**Task requirements**
Pick out the lines containing "公示地価".

**The data**
════════════════════

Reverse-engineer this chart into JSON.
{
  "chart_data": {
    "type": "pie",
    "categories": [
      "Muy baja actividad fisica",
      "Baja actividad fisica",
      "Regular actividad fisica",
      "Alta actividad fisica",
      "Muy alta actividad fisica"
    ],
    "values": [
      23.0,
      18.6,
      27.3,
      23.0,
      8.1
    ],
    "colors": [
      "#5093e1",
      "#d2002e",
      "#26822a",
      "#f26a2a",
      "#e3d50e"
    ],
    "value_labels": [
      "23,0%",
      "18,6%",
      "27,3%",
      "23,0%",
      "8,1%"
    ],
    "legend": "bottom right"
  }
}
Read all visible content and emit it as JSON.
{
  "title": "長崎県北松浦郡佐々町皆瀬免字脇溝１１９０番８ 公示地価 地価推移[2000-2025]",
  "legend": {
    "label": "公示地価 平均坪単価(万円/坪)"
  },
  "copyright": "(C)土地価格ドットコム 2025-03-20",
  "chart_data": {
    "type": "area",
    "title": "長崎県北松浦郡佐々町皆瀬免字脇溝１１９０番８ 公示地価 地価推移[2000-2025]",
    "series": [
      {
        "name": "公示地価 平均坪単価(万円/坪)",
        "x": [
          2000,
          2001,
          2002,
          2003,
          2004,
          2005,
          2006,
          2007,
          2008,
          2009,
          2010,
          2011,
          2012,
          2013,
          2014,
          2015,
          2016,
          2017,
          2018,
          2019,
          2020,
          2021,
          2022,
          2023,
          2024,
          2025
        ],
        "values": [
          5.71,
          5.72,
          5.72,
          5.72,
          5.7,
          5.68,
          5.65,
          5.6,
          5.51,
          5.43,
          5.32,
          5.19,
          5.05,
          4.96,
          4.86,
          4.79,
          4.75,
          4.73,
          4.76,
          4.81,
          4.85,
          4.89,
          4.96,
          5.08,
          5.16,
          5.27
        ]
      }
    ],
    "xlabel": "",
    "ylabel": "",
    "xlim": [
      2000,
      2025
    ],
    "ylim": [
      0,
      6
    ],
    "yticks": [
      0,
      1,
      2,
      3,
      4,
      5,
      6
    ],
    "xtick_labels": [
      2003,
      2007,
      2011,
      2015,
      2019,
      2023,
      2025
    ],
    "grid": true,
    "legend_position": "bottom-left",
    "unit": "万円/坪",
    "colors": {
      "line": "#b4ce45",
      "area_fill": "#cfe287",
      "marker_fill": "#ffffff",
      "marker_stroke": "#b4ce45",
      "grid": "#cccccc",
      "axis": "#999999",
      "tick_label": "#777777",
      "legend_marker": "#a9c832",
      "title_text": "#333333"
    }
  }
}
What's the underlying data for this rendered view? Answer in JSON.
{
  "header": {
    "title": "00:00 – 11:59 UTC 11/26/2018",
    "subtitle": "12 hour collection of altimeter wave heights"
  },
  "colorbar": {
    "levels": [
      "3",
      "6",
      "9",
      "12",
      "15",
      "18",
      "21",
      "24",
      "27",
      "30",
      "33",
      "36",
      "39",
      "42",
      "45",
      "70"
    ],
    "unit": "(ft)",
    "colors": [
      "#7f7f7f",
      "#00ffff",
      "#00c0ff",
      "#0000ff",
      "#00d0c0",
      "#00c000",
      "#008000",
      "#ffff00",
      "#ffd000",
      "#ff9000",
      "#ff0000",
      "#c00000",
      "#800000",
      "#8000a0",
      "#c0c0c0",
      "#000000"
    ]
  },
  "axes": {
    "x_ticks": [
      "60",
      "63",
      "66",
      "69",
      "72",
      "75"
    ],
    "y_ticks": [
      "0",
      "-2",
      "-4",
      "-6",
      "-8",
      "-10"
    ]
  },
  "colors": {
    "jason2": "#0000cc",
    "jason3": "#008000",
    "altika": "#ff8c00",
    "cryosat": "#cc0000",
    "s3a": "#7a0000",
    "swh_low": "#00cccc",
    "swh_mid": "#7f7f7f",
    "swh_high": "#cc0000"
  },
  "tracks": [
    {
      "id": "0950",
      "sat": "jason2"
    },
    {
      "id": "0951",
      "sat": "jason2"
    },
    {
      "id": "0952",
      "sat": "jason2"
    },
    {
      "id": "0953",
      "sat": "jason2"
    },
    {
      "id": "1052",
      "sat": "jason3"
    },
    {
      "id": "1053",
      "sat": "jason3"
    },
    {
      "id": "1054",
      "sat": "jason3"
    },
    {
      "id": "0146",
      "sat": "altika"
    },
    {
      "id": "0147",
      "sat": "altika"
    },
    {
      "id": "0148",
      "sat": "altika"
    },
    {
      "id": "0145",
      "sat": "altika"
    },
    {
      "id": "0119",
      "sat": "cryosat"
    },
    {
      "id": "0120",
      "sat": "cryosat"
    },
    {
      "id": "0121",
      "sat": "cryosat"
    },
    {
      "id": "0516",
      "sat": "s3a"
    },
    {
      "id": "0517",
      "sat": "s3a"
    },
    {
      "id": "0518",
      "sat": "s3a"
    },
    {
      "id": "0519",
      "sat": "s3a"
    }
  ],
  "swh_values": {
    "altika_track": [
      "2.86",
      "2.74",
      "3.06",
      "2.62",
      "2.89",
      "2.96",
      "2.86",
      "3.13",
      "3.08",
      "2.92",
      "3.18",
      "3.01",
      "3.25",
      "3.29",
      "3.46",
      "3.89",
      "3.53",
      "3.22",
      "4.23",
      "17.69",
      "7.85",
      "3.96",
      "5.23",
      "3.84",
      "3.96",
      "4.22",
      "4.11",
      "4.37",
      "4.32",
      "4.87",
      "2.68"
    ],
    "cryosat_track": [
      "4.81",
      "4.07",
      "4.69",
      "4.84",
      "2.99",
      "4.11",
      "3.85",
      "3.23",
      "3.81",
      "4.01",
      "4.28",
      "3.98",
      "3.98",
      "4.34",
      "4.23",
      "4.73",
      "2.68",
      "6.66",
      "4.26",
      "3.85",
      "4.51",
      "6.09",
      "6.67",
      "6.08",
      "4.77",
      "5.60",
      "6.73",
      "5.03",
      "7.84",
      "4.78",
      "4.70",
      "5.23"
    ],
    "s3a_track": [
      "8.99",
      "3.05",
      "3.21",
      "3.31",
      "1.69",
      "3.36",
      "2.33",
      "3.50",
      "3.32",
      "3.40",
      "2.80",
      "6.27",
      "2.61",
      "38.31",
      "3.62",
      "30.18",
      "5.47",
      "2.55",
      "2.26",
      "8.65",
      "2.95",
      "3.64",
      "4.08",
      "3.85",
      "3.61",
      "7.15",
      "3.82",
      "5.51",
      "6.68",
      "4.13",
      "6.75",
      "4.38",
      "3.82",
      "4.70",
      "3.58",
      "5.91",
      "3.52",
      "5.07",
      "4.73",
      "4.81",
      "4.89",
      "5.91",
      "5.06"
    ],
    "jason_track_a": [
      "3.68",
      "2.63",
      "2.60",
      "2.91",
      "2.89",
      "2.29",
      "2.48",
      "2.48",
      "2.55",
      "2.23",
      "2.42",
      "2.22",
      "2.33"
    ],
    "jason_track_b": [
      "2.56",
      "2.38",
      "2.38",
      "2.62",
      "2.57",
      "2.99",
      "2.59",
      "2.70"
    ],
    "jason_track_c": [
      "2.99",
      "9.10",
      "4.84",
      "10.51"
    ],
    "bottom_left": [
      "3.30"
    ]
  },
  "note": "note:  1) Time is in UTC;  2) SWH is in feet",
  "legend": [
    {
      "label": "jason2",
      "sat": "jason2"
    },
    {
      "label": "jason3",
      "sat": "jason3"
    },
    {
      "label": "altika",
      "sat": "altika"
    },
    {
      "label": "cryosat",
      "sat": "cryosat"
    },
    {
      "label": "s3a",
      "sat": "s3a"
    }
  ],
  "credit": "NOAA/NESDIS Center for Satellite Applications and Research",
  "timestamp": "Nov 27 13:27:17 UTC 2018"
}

════════════════════

**Reply**
  "title": "長崎県北松浦郡佐々町皆瀬免字脇溝１１９０番８ 公示地価 地価推移[2000-2025]",
    "label": "公示地価 平均坪単価(万円/坪)"
    "title": "長崎県北松浦郡佐々町皆瀬免字脇溝１１９０番８ 公示地価 地価推移[2000-2025]",
        "name": "公示地価 平均坪単価(万円/坪)",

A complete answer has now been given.